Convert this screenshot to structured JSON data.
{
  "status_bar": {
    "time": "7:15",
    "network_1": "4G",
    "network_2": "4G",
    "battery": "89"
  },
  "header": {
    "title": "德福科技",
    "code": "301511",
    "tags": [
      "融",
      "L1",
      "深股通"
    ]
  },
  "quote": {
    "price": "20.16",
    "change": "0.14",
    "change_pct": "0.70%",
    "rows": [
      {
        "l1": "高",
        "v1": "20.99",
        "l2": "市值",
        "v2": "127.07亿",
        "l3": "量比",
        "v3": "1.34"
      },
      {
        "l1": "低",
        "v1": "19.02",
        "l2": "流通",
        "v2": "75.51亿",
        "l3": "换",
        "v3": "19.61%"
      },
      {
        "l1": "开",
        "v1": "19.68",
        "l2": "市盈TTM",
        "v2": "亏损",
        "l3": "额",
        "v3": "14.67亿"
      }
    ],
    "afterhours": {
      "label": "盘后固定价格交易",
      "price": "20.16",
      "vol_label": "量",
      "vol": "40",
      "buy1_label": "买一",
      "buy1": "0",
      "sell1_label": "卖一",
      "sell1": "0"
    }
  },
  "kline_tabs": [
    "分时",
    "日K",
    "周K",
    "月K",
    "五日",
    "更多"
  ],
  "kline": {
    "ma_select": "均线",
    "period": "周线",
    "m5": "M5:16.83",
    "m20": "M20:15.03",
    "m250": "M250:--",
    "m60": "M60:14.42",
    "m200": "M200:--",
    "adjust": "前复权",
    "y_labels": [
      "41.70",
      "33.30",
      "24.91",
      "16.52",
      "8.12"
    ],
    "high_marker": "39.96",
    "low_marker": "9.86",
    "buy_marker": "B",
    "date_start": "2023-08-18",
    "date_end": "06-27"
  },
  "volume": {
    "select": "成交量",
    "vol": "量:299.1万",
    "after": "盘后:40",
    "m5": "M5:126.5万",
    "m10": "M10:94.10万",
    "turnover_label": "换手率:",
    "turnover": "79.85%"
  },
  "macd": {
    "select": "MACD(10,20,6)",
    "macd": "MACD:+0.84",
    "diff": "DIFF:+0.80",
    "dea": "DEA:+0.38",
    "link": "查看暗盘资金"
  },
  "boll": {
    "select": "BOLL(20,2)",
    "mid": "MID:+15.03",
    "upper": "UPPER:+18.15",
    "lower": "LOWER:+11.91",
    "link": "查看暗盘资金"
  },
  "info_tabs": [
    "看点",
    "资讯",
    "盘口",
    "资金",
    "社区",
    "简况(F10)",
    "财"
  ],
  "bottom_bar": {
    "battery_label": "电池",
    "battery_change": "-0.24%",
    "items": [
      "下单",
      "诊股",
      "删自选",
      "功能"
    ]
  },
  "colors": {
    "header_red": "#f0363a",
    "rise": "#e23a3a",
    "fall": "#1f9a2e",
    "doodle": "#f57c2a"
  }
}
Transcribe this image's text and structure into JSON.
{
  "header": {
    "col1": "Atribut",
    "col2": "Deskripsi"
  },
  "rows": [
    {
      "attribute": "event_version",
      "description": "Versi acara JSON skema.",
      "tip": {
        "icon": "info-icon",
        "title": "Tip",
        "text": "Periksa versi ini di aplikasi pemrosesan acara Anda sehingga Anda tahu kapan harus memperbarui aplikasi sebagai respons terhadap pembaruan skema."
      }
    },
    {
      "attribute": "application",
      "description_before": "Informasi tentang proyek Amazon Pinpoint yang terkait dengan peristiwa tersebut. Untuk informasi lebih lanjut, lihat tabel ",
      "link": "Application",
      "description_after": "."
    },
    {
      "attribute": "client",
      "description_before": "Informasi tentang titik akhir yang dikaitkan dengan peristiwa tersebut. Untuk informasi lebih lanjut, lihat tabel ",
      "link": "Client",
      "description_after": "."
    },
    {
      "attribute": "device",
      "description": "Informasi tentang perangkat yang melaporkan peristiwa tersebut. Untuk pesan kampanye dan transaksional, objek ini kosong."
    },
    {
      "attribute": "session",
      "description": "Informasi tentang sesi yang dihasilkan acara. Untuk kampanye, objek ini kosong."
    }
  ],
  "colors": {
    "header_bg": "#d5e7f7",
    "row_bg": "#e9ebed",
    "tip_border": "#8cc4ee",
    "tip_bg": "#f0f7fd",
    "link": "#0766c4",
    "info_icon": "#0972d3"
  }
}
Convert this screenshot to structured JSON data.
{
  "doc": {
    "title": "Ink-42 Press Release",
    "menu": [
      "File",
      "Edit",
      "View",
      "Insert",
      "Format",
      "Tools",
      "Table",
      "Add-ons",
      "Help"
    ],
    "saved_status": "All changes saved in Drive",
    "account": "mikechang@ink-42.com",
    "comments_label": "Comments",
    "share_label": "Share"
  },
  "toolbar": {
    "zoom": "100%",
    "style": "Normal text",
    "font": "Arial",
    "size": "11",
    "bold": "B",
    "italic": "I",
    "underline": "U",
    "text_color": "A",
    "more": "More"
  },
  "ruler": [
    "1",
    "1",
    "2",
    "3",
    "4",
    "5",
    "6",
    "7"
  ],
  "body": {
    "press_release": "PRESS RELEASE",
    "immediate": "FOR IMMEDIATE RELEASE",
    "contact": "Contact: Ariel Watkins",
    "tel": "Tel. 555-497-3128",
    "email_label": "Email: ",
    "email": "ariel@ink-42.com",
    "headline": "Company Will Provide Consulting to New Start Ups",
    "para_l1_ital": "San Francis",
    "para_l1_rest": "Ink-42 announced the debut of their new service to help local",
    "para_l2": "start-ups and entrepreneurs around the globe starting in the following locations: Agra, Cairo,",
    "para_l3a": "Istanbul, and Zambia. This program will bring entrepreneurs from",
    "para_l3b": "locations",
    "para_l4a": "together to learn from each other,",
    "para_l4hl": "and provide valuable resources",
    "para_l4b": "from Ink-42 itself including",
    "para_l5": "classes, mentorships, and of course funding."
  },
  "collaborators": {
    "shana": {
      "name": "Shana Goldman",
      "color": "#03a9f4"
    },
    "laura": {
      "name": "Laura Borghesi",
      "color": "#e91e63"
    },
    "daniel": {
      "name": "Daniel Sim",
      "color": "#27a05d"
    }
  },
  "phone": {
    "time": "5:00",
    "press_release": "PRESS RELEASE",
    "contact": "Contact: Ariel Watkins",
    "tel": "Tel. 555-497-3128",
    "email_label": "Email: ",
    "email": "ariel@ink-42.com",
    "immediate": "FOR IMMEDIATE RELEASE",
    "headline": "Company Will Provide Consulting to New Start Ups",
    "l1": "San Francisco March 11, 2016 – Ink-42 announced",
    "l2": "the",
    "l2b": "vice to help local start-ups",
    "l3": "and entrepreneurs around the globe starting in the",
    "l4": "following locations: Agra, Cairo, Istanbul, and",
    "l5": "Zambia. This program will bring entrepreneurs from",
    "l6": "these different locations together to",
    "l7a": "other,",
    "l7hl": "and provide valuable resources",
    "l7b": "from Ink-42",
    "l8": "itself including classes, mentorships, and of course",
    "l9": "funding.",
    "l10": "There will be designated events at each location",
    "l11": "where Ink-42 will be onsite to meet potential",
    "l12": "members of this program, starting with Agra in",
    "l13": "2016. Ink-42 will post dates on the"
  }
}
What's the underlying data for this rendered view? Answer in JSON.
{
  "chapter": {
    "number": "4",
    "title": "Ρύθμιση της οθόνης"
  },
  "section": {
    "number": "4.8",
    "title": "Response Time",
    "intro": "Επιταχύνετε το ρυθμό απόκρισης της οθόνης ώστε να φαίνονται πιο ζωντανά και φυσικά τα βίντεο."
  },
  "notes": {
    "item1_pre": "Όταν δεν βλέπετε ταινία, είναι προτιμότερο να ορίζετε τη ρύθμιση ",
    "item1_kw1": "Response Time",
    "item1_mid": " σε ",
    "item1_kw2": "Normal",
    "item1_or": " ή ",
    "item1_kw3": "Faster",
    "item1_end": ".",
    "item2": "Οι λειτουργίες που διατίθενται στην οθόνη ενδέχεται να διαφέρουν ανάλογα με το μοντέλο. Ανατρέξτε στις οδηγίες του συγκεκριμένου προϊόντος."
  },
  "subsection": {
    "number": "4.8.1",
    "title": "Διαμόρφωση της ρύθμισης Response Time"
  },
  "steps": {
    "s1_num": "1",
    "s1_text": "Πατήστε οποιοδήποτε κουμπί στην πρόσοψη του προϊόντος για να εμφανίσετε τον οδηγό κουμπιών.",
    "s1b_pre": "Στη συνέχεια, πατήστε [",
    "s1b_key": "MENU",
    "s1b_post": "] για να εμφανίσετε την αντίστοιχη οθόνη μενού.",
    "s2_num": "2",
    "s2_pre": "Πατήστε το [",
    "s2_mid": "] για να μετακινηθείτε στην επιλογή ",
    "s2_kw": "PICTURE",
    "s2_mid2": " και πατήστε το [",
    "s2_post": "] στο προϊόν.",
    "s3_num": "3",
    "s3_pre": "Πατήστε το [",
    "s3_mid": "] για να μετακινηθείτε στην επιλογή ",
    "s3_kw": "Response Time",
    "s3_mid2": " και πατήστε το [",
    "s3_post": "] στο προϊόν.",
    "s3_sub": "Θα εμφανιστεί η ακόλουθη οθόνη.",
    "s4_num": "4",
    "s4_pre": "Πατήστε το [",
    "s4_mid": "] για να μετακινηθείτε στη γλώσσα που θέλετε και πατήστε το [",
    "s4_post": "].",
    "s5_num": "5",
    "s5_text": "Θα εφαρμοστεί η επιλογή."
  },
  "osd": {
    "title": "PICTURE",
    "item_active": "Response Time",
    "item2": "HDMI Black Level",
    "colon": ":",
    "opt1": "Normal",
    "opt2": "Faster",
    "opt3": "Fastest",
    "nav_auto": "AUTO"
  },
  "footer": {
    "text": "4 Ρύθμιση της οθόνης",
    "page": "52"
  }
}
+++++
AIM. Identify how many lines in the entries above include the string "Cairo", then state that number alone.

EXERCISE RESPONSE. 2